------ INFORMATION SHOWN ------

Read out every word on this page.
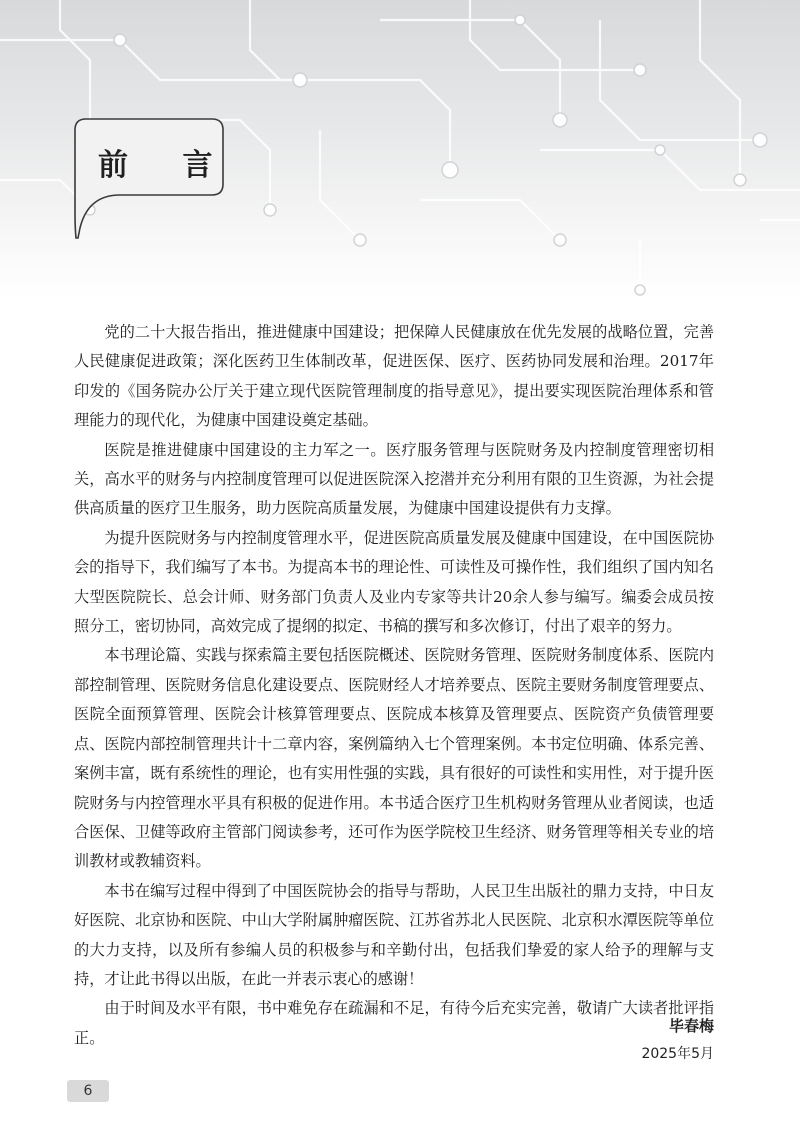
前 言

党的二十大报告指出，推进健康中国建设；把保障人民健康放在优先发展的战略位置，完善人民健康促进政策；深化医药卫生体制改革，促进医保、医疗、医药协同发展和治理。2017年印发的《国务院办公厅关于建立现代医院管理制度的指导意见》，提出要实现医院治理体系和管理能力的现代化，为健康中国建设奠定基础。

医院是推进健康中国建设的主力军之一。医疗服务管理与医院财务及内控制度管理密切相关，高水平的财务与内控制度管理可以促进医院深入挖潜并充分利用有限的卫生资源，为社会提供高质量的医疗卫生服务，助力医院高质量发展，为健康中国建设提供有力支撑。

为提升医院财务与内控制度管理水平，促进医院高质量发展及健康中国建设，在中国医院协会的指导下，我们编写了本书。为提高本书的理论性、可读性及可操作性，我们组织了国内知名大型医院院长、总会计师、财务部门负责人及业内专家等共计20余人参与编写。编委会成员按照分工，密切协同，高效完成了提纲的拟定、书稿的撰写和多次修订，付出了艰辛的努力。

本书理论篇、实践与探索篇主要包括医院概述、医院财务管理、医院财务制度体系、医院内部控制管理、医院财务信息化建设要点、医院财经人才培养要点、医院主要财务制度管理要点、医院全面预算管理、医院会计核算管理要点、医院成本核算及管理要点、医院资产负债管理要点、医院内部控制管理共计十二章内容，案例篇纳入七个管理案例。本书定位明确、体系完善、案例丰富，既有系统性的理论，也有实用性强的实践，具有很好的可读性和实用性，对于提升医院财务与内控管理水平具有积极的促进作用。本书适合医疗卫生机构财务管理从业者阅读，也适合医保、卫健等政府主管部门阅读参考，还可作为医学院校卫生经济、财务管理等相关专业的培训教材或教辅资料。

本书在编写过程中得到了中国医院协会的指导与帮助，人民卫生出版社的鼎力支持，中日友好医院、北京协和医院、中山大学附属肿瘤医院、江苏省苏北人民医院、北京积水潭医院等单位的大力支持，以及所有参编人员的积极参与和辛勤付出，包括我们挚爱的家人给予的理解与支持，才让此书得以出版，在此一并表示衷心的感谢！

由于时间及水平有限，书中难免存在疏漏和不足，有待今后充实完善，敬请广大读者批评指正。

毕春梅
2025年5月
6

------

• _YOUR GOAL_
Reproduce all entries exactly. Pictures do not belong in the copy.

• _OUTPUT FOR THIS TASK_
Read out every word on this page.
前 言

党的二十大报告指出，推进健康中国建设；把保障人民健康放在优先发展的战略位置，完善人民健康促进政策；深化医药卫生体制改革，促进医保、医疗、医药协同发展和治理。2017年印发的《国务院办公厅关于建立现代医院管理制度的指导意见》，提出要实现医院治理体系和管理能力的现代化，为健康中国建设奠定基础。

医院是推进健康中国建设的主力军之一。医疗服务管理与医院财务及内控制度管理密切相关，高水平的财务与内控制度管理可以促进医院深入挖潜并充分利用有限的卫生资源，为社会提供高质量的医疗卫生服务，助力医院高质量发展，为健康中国建设提供有力支撑。

为提升医院财务与内控制度管理水平，促进医院高质量发展及健康中国建设，在中国医院协会的指导下，我们编写了本书。为提高本书的理论性、可读性及可操作性，我们组织了国内知名大型医院院长、总会计师、财务部门负责人及业内专家等共计20余人参与编写。编委会成员按照分工，密切协同，高效完成了提纲的拟定、书稿的撰写和多次修订，付出了艰辛的努力。

本书理论篇、实践与探索篇主要包括医院概述、医院财务管理、医院财务制度体系、医院内部控制管理、医院财务信息化建设要点、医院财经人才培养要点、医院主要财务制度管理要点、医院全面预算管理、医院会计核算管理要点、医院成本核算及管理要点、医院资产负债管理要点、医院内部控制管理共计十二章内容，案例篇纳入七个管理案例。本书定位明确、体系完善、案例丰富，既有系统性的理论，也有实用性强的实践，具有很好的可读性和实用性，对于提升医院财务与内控管理水平具有积极的促进作用。本书适合医疗卫生机构财务管理从业者阅读，也适合医保、卫健等政府主管部门阅读参考，还可作为医学院校卫生经济、财务管理等相关专业的培训教材或教辅资料。

本书在编写过程中得到了中国医院协会的指导与帮助，人民卫生出版社的鼎力支持，中日友好医院、北京协和医院、中山大学附属肿瘤医院、江苏省苏北人民医院、北京积水潭医院等单位的大力支持，以及所有参编人员的积极参与和辛勤付出，包括我们挚爱的家人给予的理解与支持，才让此书得以出版，在此一并表示衷心的感谢！

由于时间及水平有限，书中难免存在疏漏和不足，有待今后充实完善，敬请广大读者批评指正。

毕春梅
2025年5月
6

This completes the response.